- [TASK REQUIREMENTS] Filter the records below for the word "name". Copy each line that holds it.

== RAW RECORDS

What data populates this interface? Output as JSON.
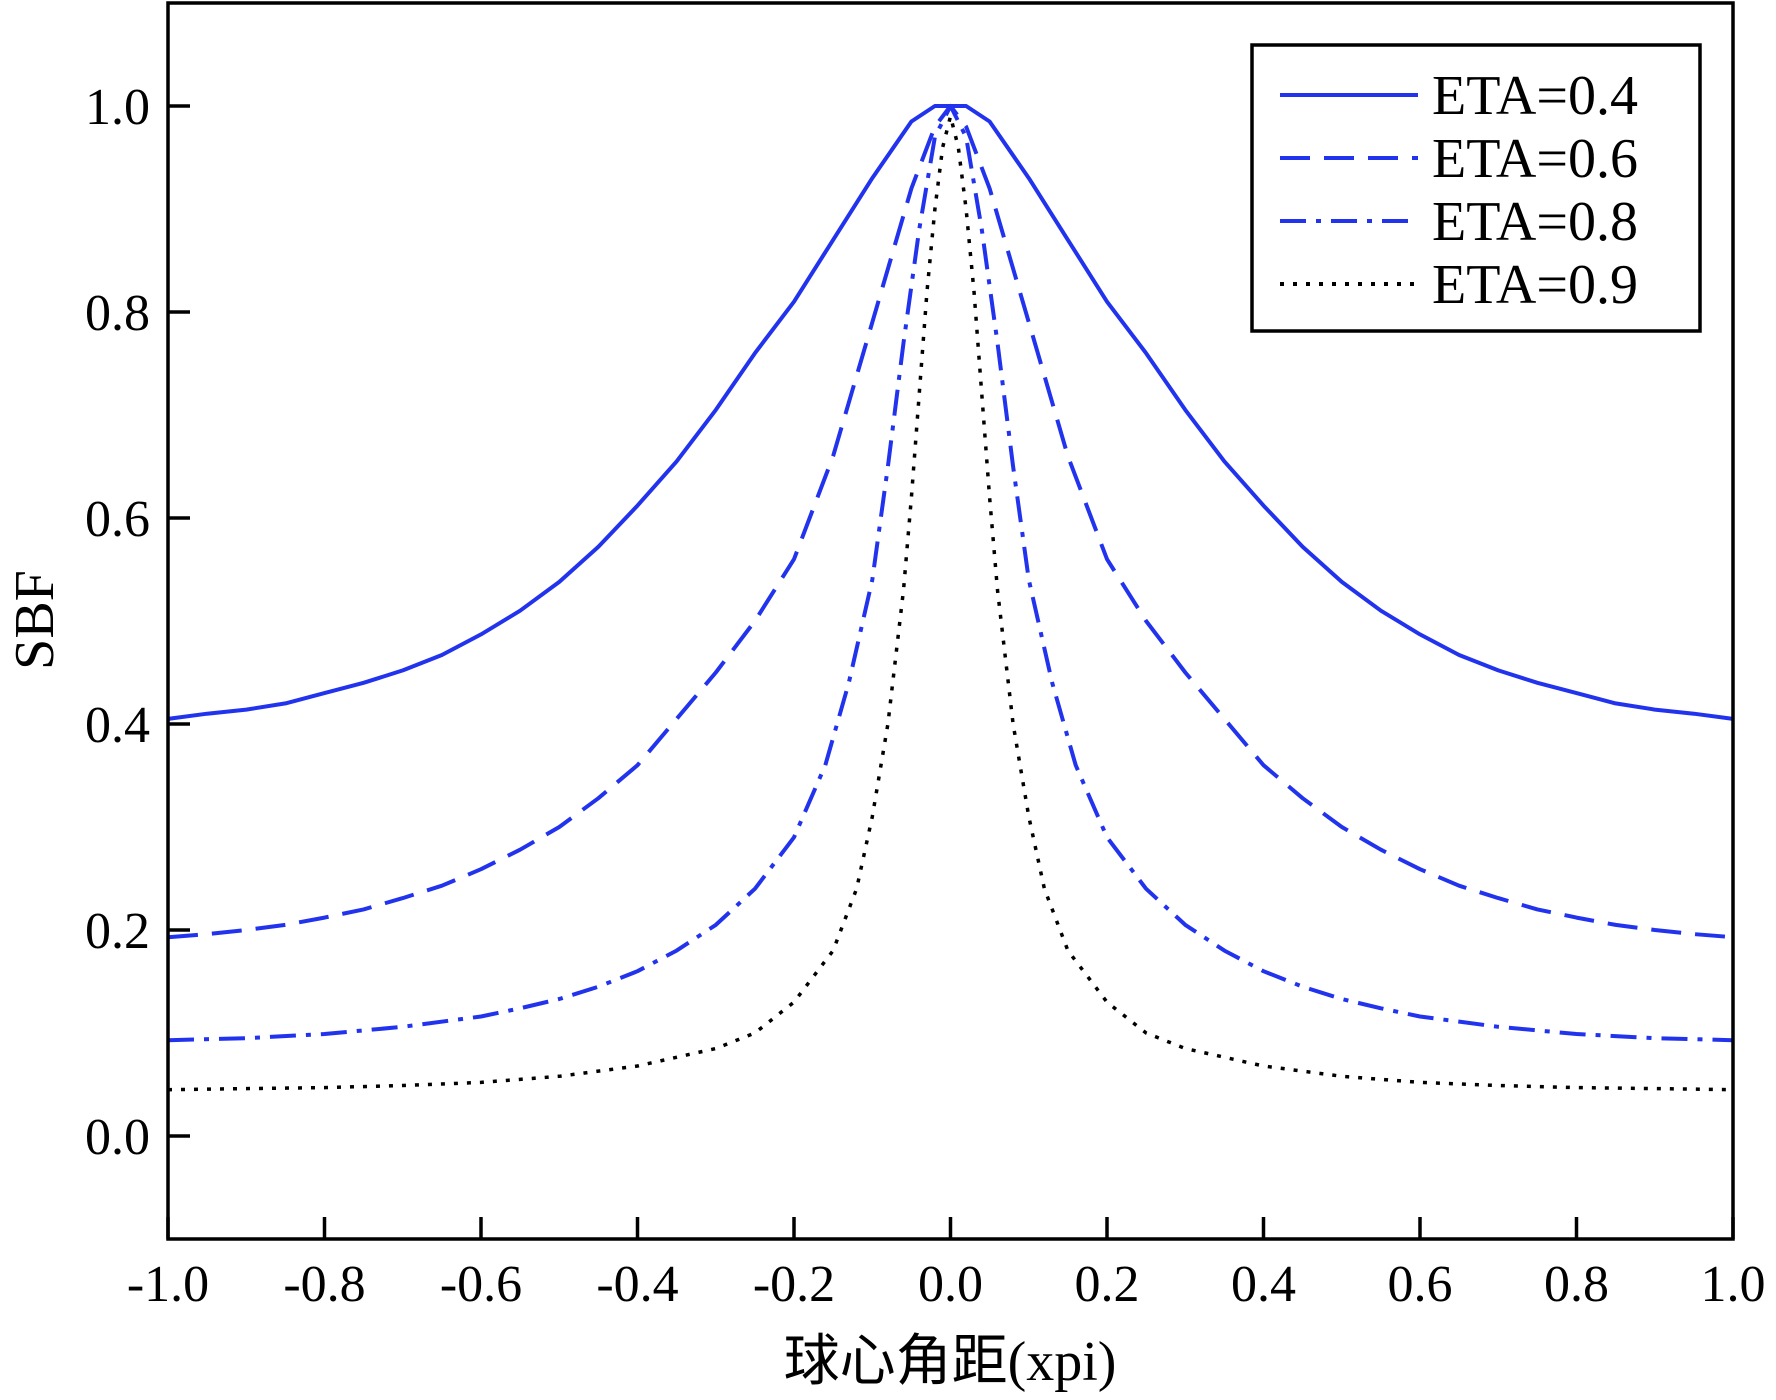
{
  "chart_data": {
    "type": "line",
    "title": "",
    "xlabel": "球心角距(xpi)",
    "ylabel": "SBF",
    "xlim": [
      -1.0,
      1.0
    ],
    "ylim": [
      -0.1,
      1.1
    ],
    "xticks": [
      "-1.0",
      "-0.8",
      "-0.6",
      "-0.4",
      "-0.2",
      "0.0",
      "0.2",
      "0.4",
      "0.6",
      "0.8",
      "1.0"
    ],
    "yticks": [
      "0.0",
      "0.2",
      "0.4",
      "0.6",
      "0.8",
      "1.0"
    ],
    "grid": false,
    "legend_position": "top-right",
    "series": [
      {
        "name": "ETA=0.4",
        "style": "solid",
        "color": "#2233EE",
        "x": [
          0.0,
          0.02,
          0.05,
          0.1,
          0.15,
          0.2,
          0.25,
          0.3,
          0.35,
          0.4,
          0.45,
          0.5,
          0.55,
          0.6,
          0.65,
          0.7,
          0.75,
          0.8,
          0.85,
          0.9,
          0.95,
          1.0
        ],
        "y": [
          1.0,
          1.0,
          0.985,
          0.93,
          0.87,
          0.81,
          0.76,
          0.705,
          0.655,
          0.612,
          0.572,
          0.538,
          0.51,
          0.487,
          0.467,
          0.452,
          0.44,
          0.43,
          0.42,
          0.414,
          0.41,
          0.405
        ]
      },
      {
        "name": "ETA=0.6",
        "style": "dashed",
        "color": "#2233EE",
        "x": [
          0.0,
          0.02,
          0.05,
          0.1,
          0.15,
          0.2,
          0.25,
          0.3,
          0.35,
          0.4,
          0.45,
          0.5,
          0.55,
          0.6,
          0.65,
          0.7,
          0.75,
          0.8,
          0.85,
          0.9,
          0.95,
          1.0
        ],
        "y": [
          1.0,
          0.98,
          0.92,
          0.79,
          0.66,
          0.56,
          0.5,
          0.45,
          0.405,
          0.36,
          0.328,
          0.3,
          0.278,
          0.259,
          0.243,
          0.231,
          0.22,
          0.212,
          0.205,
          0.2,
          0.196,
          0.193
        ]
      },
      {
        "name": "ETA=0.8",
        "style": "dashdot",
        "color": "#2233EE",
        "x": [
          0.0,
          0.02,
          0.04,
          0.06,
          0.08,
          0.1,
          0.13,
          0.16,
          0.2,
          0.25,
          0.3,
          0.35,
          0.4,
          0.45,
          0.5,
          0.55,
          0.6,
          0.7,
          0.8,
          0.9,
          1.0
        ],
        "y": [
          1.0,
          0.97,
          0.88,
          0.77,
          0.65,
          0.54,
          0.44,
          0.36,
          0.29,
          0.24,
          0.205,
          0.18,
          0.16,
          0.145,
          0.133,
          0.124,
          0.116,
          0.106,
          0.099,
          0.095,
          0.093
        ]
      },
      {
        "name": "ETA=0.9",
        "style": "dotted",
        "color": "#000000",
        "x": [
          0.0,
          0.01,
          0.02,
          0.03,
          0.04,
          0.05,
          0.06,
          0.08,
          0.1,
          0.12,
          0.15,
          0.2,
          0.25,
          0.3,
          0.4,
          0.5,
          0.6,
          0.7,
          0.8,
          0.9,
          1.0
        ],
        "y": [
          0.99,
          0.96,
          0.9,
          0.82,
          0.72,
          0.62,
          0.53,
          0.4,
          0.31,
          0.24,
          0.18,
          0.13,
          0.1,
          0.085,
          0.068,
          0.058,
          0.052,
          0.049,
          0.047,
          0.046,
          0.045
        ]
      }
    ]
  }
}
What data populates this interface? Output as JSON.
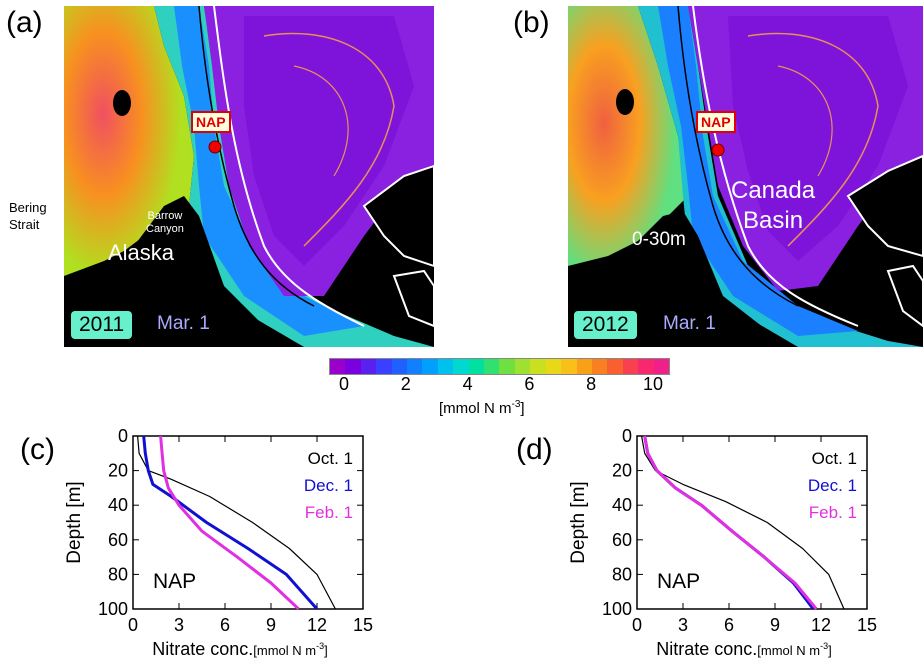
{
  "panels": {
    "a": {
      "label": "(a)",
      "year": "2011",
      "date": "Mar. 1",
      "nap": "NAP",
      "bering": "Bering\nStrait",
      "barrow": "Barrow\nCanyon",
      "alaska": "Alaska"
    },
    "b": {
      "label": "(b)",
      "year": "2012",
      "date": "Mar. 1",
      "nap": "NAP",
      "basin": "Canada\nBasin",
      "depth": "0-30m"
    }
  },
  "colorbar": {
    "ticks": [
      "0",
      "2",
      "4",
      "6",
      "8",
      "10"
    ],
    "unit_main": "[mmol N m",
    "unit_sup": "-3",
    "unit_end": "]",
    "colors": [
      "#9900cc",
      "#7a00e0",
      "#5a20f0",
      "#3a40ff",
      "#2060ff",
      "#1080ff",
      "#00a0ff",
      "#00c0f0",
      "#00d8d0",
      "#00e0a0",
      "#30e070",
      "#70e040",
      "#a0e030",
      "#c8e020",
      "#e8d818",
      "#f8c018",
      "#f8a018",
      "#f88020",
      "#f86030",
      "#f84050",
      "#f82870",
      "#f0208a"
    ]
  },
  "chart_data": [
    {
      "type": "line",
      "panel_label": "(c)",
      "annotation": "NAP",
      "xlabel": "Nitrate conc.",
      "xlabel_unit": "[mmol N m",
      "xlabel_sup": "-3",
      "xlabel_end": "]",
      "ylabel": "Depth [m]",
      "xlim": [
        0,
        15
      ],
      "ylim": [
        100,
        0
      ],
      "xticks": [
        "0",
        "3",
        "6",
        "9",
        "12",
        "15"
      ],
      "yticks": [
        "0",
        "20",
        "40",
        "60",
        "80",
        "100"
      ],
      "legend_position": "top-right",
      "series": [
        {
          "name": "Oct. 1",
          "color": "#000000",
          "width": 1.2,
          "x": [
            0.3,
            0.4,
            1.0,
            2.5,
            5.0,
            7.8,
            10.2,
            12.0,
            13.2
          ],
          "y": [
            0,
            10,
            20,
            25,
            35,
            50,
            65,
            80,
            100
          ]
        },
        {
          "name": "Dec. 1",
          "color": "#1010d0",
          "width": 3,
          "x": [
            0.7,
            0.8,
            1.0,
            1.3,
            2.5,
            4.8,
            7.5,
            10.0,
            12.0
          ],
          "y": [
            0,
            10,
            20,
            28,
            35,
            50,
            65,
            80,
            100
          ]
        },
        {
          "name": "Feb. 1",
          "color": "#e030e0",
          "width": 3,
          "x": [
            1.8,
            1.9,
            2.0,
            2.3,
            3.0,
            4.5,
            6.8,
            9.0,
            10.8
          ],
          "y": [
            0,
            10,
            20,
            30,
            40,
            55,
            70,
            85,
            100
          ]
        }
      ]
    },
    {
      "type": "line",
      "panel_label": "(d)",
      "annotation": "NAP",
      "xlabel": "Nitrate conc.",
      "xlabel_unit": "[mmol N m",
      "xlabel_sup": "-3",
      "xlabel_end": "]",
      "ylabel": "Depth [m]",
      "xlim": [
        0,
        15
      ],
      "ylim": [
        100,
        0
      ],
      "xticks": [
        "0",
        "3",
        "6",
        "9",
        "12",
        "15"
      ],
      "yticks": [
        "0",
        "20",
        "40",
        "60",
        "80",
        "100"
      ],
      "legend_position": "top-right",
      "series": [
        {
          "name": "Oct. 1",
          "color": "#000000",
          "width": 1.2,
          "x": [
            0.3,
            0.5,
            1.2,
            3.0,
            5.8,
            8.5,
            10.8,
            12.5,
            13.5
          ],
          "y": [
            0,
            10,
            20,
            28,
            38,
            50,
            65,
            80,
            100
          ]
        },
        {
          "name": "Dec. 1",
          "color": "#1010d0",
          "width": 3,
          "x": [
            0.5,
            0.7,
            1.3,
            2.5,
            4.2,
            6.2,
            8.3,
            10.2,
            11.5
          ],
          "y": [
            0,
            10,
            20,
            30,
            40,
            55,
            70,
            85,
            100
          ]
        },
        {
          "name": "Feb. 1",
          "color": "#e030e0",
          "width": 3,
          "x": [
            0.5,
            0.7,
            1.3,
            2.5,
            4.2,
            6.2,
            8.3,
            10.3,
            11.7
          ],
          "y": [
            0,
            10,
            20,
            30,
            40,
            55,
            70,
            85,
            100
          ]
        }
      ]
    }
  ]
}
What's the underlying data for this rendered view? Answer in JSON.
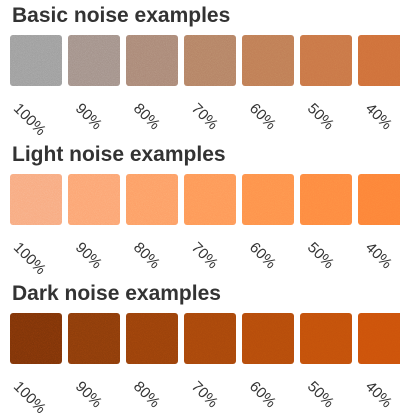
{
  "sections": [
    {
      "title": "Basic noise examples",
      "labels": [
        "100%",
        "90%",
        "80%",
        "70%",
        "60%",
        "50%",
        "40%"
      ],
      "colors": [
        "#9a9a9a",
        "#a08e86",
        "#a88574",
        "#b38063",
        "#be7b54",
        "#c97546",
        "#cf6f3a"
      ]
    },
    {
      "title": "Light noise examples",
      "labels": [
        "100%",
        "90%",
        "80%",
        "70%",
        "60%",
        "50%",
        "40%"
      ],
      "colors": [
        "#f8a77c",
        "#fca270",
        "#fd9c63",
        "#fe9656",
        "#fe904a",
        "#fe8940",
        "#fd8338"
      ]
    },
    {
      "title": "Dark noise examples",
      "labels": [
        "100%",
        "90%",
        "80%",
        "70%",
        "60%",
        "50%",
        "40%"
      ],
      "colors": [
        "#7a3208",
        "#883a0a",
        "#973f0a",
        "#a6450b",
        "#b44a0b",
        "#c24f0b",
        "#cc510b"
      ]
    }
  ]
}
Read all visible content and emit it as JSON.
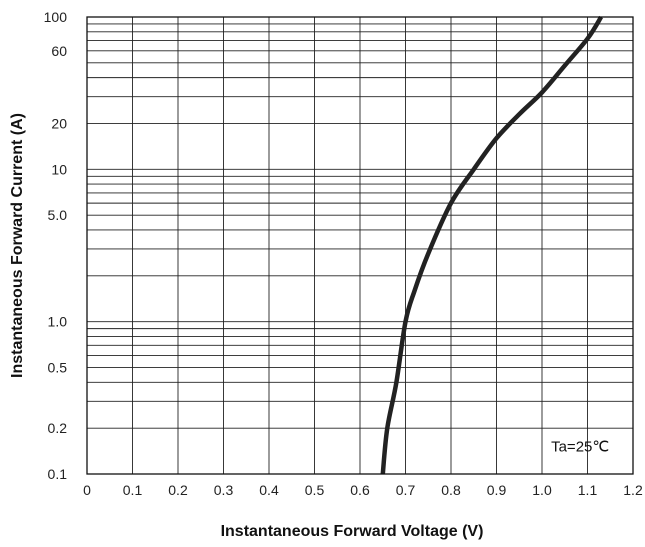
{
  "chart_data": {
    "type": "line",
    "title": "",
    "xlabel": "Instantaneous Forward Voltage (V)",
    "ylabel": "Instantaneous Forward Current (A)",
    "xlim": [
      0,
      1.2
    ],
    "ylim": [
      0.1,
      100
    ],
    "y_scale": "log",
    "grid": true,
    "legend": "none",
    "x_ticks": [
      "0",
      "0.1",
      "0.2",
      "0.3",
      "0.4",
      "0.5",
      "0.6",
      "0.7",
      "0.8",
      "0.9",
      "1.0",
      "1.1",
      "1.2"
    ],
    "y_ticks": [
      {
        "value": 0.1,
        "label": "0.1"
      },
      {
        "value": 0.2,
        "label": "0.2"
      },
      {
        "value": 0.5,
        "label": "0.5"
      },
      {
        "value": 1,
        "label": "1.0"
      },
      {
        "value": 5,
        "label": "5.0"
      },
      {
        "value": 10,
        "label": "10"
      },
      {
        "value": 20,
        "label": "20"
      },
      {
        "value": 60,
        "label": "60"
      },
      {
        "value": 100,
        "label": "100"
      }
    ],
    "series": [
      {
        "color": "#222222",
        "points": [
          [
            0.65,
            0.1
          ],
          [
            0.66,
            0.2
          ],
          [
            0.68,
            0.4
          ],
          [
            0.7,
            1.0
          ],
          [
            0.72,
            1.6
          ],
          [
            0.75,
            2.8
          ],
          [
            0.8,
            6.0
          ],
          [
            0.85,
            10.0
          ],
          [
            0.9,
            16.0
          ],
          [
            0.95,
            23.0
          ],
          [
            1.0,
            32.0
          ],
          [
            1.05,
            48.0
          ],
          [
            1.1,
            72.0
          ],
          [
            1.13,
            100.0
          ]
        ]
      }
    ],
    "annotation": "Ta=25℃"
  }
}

====

- [TASK RESULT]
        "name": "ETA=0.4",
        "name": "ETA=0.6",
        "name": "ETA=0.8",
        "name": "ETA=0.9",
          "name": "Oct. 1",
          "name": "Dec. 1",
          "name": "Feb. 1",
          "name": "Oct. 1",
          "name": "Dec. 1",
          "name": "Feb. 1",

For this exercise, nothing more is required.